**RECORDS FOR THIS EXERCISE:**
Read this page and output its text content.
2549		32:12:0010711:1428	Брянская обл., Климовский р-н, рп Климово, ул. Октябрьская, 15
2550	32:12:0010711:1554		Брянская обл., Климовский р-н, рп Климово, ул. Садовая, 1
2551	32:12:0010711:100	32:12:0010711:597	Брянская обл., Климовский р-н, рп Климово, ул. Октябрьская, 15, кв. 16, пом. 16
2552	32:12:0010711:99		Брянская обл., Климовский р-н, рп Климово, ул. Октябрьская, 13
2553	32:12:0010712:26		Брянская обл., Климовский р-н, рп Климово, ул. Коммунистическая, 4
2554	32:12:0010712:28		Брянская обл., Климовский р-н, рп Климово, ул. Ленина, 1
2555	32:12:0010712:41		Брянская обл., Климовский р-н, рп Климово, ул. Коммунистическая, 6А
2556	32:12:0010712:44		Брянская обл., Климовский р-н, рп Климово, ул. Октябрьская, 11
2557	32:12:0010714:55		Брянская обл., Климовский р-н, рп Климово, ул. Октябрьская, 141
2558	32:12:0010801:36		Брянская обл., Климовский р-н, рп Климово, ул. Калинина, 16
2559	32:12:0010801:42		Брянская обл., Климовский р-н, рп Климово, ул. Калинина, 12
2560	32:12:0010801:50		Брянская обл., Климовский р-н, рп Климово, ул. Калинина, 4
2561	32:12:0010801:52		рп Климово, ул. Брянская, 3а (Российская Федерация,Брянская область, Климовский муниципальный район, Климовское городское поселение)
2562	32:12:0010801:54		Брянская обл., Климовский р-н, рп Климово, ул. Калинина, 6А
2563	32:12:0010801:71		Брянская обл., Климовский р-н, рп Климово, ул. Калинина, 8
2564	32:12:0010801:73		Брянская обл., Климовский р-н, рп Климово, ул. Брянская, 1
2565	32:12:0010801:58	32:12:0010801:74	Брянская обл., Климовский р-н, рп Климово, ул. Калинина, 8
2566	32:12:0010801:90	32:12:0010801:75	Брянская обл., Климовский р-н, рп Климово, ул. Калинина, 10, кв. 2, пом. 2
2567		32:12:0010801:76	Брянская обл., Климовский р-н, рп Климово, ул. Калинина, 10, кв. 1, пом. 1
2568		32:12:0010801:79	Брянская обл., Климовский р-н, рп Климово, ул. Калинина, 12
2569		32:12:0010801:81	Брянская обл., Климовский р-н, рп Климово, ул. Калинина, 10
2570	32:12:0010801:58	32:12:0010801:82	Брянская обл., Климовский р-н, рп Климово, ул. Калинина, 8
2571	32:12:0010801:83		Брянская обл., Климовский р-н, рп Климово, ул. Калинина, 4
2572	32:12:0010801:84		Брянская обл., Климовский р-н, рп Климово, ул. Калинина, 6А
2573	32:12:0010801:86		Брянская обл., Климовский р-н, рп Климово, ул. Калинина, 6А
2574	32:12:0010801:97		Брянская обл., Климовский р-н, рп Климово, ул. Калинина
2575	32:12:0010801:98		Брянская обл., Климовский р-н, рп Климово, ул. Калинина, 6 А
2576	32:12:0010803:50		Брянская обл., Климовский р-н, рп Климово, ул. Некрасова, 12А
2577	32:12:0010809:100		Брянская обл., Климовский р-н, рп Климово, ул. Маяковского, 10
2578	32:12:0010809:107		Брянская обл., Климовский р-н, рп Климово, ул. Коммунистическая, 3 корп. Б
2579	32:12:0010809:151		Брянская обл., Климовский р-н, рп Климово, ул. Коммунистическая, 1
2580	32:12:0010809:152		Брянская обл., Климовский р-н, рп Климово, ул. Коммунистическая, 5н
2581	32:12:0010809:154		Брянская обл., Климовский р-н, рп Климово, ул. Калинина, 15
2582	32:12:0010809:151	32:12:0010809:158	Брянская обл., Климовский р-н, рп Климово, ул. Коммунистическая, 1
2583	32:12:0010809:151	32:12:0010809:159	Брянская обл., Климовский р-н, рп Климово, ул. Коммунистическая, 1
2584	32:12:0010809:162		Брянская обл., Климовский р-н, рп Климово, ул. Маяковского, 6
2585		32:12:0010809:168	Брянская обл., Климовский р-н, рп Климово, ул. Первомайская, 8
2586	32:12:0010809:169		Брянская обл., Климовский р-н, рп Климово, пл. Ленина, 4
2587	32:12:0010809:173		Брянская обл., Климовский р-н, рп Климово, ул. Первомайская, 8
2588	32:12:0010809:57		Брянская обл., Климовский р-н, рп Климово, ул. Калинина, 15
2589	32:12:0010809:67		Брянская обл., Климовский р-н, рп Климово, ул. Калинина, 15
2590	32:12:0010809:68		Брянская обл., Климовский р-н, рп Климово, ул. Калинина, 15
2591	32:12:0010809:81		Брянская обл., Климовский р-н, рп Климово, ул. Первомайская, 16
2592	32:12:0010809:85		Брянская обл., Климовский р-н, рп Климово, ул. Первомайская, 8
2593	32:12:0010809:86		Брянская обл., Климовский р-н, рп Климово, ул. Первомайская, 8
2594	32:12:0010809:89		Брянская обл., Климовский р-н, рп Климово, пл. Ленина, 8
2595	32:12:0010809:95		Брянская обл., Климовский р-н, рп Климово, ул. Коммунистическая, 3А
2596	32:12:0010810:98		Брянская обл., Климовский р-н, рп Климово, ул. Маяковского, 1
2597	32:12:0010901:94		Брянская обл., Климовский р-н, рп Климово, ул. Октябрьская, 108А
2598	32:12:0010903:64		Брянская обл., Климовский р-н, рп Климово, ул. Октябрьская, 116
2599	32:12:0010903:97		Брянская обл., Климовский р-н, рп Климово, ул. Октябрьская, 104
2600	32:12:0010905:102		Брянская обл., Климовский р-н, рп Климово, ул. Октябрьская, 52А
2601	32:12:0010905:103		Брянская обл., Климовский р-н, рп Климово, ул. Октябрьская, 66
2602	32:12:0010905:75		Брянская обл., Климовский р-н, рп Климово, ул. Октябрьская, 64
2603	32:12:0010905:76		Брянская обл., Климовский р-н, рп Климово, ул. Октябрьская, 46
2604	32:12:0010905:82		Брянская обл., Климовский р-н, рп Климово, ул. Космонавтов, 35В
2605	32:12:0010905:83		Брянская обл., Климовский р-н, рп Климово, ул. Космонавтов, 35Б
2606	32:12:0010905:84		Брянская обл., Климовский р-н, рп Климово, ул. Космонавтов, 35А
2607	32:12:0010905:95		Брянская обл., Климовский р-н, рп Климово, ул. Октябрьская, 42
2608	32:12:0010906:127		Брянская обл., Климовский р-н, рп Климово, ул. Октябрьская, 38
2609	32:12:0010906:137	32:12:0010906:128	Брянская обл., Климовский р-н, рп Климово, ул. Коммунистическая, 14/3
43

**TASK PROMPT:**
Each record must be repeated exactly as it is.

**EXERCISE ANSWER:**
Read this page and output its text content.
2549		32:12:0010711:1428	Брянская обл., Климовский р-н, рп Климово, ул. Октябрьская, 15
2550	32:12:0010711:1554		Брянская обл., Климовский р-н, рп Климово, ул. Садовая, 1
2551	32:12:0010711:100	32:12:0010711:597	Брянская обл., Климовский р-н, рп Климово, ул. Октябрьская, 15, кв. 16, пом. 16
2552	32:12:0010711:99		Брянская обл., Климовский р-н, рп Климово, ул. Октябрьская, 13
2553	32:12:0010712:26		Брянская обл., Климовский р-н, рп Климово, ул. Коммунистическая, 4
2554	32:12:0010712:28		Брянская обл., Климовский р-н, рп Климово, ул. Ленина, 1
2555	32:12:0010712:41		Брянская обл., Климовский р-н, рп Климово, ул. Коммунистическая, 6А
2556	32:12:0010712:44		Брянская обл., Климовский р-н, рп Климово, ул. Октябрьская, 11
2557	32:12:0010714:55		Брянская обл., Климовский р-н, рп Климово, ул. Октябрьская, 141
2558	32:12:0010801:36		Брянская обл., Климовский р-н, рп Климово, ул. Калинина, 16
2559	32:12:0010801:42		Брянская обл., Климовский р-н, рп Климово, ул. Калинина, 12
2560	32:12:0010801:50		Брянская обл., Климовский р-н, рп Климово, ул. Калинина, 4
2561	32:12:0010801:52		рп Климово, ул. Брянская, 3а (Российская Федерация,Брянская область, Климовский муниципальный район, Климовское городское поселение)
2562	32:12:0010801:54		Брянская обл., Климовский р-н, рп Климово, ул. Калинина, 6А
2563	32:12:0010801:71		Брянская обл., Климовский р-н, рп Климово, ул. Калинина, 8
2564	32:12:0010801:73		Брянская обл., Климовский р-н, рп Климово, ул. Брянская, 1
2565	32:12:0010801:58	32:12:0010801:74	Брянская обл., Климовский р-н, рп Климово, ул. Калинина, 8
2566	32:12:0010801:90	32:12:0010801:75	Брянская обл., Климовский р-н, рп Климово, ул. Калинина, 10, кв. 2, пом. 2
2567		32:12:0010801:76	Брянская обл., Климовский р-н, рп Климово, ул. Калинина, 10, кв. 1, пом. 1
2568		32:12:0010801:79	Брянская обл., Климовский р-н, рп Климово, ул. Калинина, 12
2569		32:12:0010801:81	Брянская обл., Климовский р-н, рп Климово, ул. Калинина, 10
2570	32:12:0010801:58	32:12:0010801:82	Брянская обл., Климовский р-н, рп Климово, ул. Калинина, 8
2571	32:12:0010801:83		Брянская обл., Климовский р-н, рп Климово, ул. Калинина, 4
2572	32:12:0010801:84		Брянская обл., Климовский р-н, рп Климово, ул. Калинина, 6А
2573	32:12:0010801:86		Брянская обл., Климовский р-н, рп Климово, ул. Калинина, 6А
2574	32:12:0010801:97		Брянская обл., Климовский р-н, рп Климово, ул. Калинина
2575	32:12:0010801:98		Брянская обл., Климовский р-н, рп Климово, ул. Калинина, 6 А
2576	32:12:0010803:50		Брянская обл., Климовский р-н, рп Климово, ул. Некрасова, 12А
2577	32:12:0010809:100		Брянская обл., Климовский р-н, рп Климово, ул. Маяковского, 10
2578	32:12:0010809:107		Брянская обл., Климовский р-н, рп Климово, ул. Коммунистическая, 3 корп. Б
2579	32:12:0010809:151		Брянская обл., Климовский р-н, рп Климово, ул. Коммунистическая, 1
2580	32:12:0010809:152		Брянская обл., Климовский р-н, рп Климово, ул. Коммунистическая, 5н
2581	32:12:0010809:154		Брянская обл., Климовский р-н, рп Климово, ул. Калинина, 15
2582	32:12:0010809:151	32:12:0010809:158	Брянская обл., Климовский р-н, рп Климово, ул. Коммунистическая, 1
2583	32:12:0010809:151	32:12:0010809:159	Брянская обл., Климовский р-н, рп Климово, ул. Коммунистическая, 1
2584	32:12:0010809:162		Брянская обл., Климовский р-н, рп Климово, ул. Маяковского, 6
2585		32:12:0010809:168	Брянская обл., Климовский р-н, рп Климово, ул. Первомайская, 8
2586	32:12:0010809:169		Брянская обл., Климовский р-н, рп Климово, пл. Ленина, 4
2587	32:12:0010809:173		Брянская обл., Климовский р-н, рп Климово, ул. Первомайская, 8
2588	32:12:0010809:57		Брянская обл., Климовский р-н, рп Климово, ул. Калинина, 15
2589	32:12:0010809:67		Брянская обл., Климовский р-н, рп Климово, ул. Калинина, 15
2590	32:12:0010809:68		Брянская обл., Климовский р-н, рп Климово, ул. Калинина, 15
2591	32:12:0010809:81		Брянская обл., Климовский р-н, рп Климово, ул. Первомайская, 16
2592	32:12:0010809:85		Брянская обл., Климовский р-н, рп Климово, ул. Первомайская, 8
2593	32:12:0010809:86		Брянская обл., Климовский р-н, рп Климово, ул. Первомайская, 8
2594	32:12:0010809:89		Брянская обл., Климовский р-н, рп Климово, пл. Ленина, 8
2595	32:12:0010809:95		Брянская обл., Климовский р-н, рп Климово, ул. Коммунистическая, 3А
2596	32:12:0010810:98		Брянская обл., Климовский р-н, рп Климово, ул. Маяковского, 1
2597	32:12:0010901:94		Брянская обл., Климовский р-н, рп Климово, ул. Октябрьская, 108А
2598	32:12:0010903:64		Брянская обл., Климовский р-н, рп Климово, ул. Октябрьская, 116
2599	32:12:0010903:97		Брянская обл., Климовский р-н, рп Климово, ул. Октябрьская, 104
2600	32:12:0010905:102		Брянская обл., Климовский р-н, рп Климово, ул. Октябрьская, 52А
2601	32:12:0010905:103		Брянская обл., Климовский р-н, рп Климово, ул. Октябрьская, 66
2602	32:12:0010905:75		Брянская обл., Климовский р-н, рп Климово, ул. Октябрьская, 64
2603	32:12:0010905:76		Брянская обл., Климовский р-н, рп Климово, ул. Октябрьская, 46
2604	32:12:0010905:82		Брянская обл., Климовский р-н, рп Климово, ул. Космонавтов, 35В
2605	32:12:0010905:83		Брянская обл., Климовский р-н, рп Климово, ул. Космонавтов, 35Б
2606	32:12:0010905:84		Брянская обл., Климовский р-н, рп Климово, ул. Космонавтов, 35А
2607	32:12:0010905:95		Брянская обл., Климовский р-н, рп Климово, ул. Октябрьская, 42
2608	32:12:0010906:127		Брянская обл., Климовский р-н, рп Климово, ул. Октябрьская, 38
2609	32:12:0010906:137	32:12:0010906:128	Брянская обл., Климовский р-н, рп Климово, ул. Коммунистическая, 14/3
43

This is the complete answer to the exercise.